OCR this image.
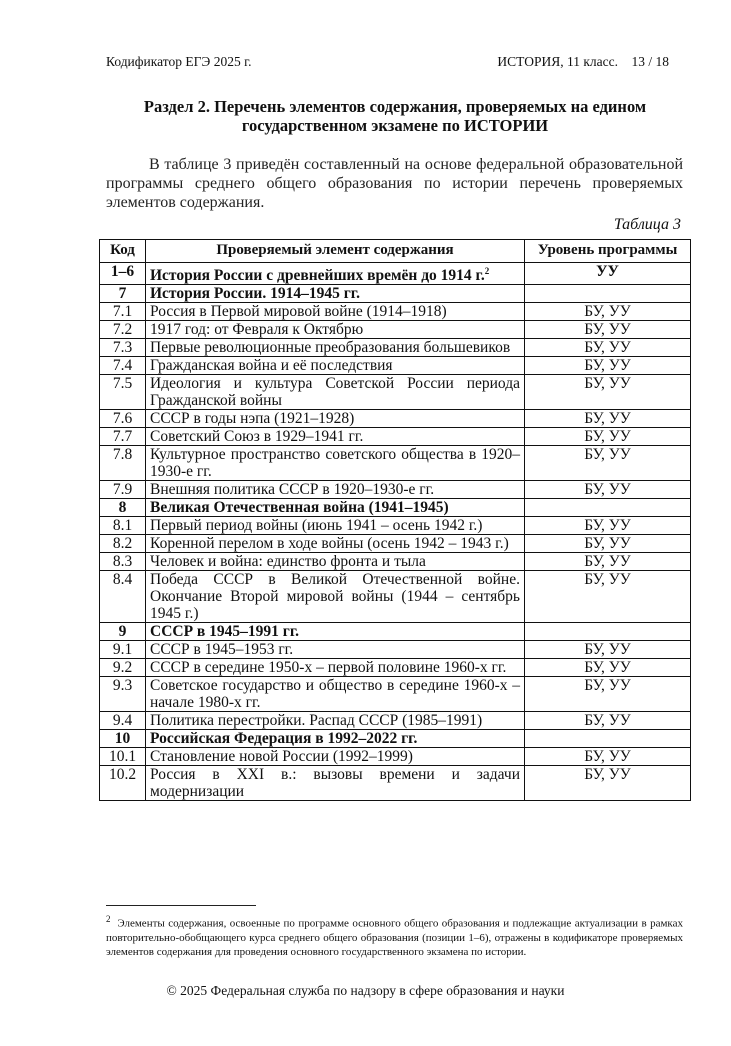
Кодификатор ЕГЭ 2025 г.	ИСТОРИЯ, 11 класс.    13 / 18
Раздел 2. Перечень элементов содержания, проверяемых на едином государственном экзамене по ИСТОРИИ
В таблице 3 приведён составленный на основе федеральной образовательной программы среднего общего образования по истории перечень проверяемых элементов содержания.
Таблица 3
Код	Проверяемый элемент содержания	Уровень программы
1–6	История России с древнейших времён до 1914 г.$^2$	УУ
7	История России. 1914–1945 гг.	
7.1	Россия в Первой мировой войне (1914–1918)	БУ, УУ
7.2	1917 год: от Февраля к Октябрю	БУ, УУ
7.3	Первые революционные преобразования большевиков	БУ, УУ
7.4	Гражданская война и её последствия	БУ, УУ
7.5	Идеология и культура Советской России периода Гражданской войны	БУ, УУ
7.6	СССР в годы нэпа (1921–1928)	БУ, УУ
7.7	Советский Союз в 1929–1941 гг.	БУ, УУ
7.8	Культурное пространство советского общества в 1920–1930-е гг.	БУ, УУ
7.9	Внешняя политика СССР в 1920–1930-е гг.	БУ, УУ
8	Великая Отечественная война (1941–1945)	
8.1	Первый период войны (июнь 1941 – осень 1942 г.)	БУ, УУ
8.2	Коренной перелом в ходе войны (осень 1942 – 1943 г.)	БУ, УУ
8.3	Человек и война: единство фронта и тыла	БУ, УУ
8.4	Победа СССР в Великой Отечественной войне. Окончание Второй мировой войны (1944 – сентябрь 1945 г.)	БУ, УУ
9	СССР в 1945–1991 гг.	
9.1	СССР в 1945–1953 гг.	БУ, УУ
9.2	СССР в середине 1950-х – первой половине 1960-х гг.	БУ, УУ
9.3	Советское государство и общество в середине 1960-х – начале 1980-х гг.	БУ, УУ
9.4	Политика перестройки. Распад СССР (1985–1991)	БУ, УУ
10	Российская Федерация в 1992–2022 гг.	
10.1	Становление новой России (1992–1999)	БУ, УУ
10.2	Россия в XXI в.: вызовы времени и задачи модернизации	БУ, УУ
$^2$ Элементы содержания, освоенные по программе основного общего образования и подлежащие актуализации в рамках повторительно-обобщающего курса среднего общего образования (позиции 1–6), отражены в кодификаторе проверяемых элементов содержания для проведения основного государственного экзамена по истории.
© 2025 Федеральная служба по надзору в сфере образования и науки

☆ ☆ ☆ ☆ ☆ ☆ ☆

**STATED TASK**. Search the entries for the word "середине", then list each line that holds it.

**RESPONSE**.
9.2	СССР в середине 1950-х – первой половине 1960-х гг.	БУ, УУ
9.3	Советское государство и общество в середине 1960-х – начале 1980-х гг.	БУ, УУ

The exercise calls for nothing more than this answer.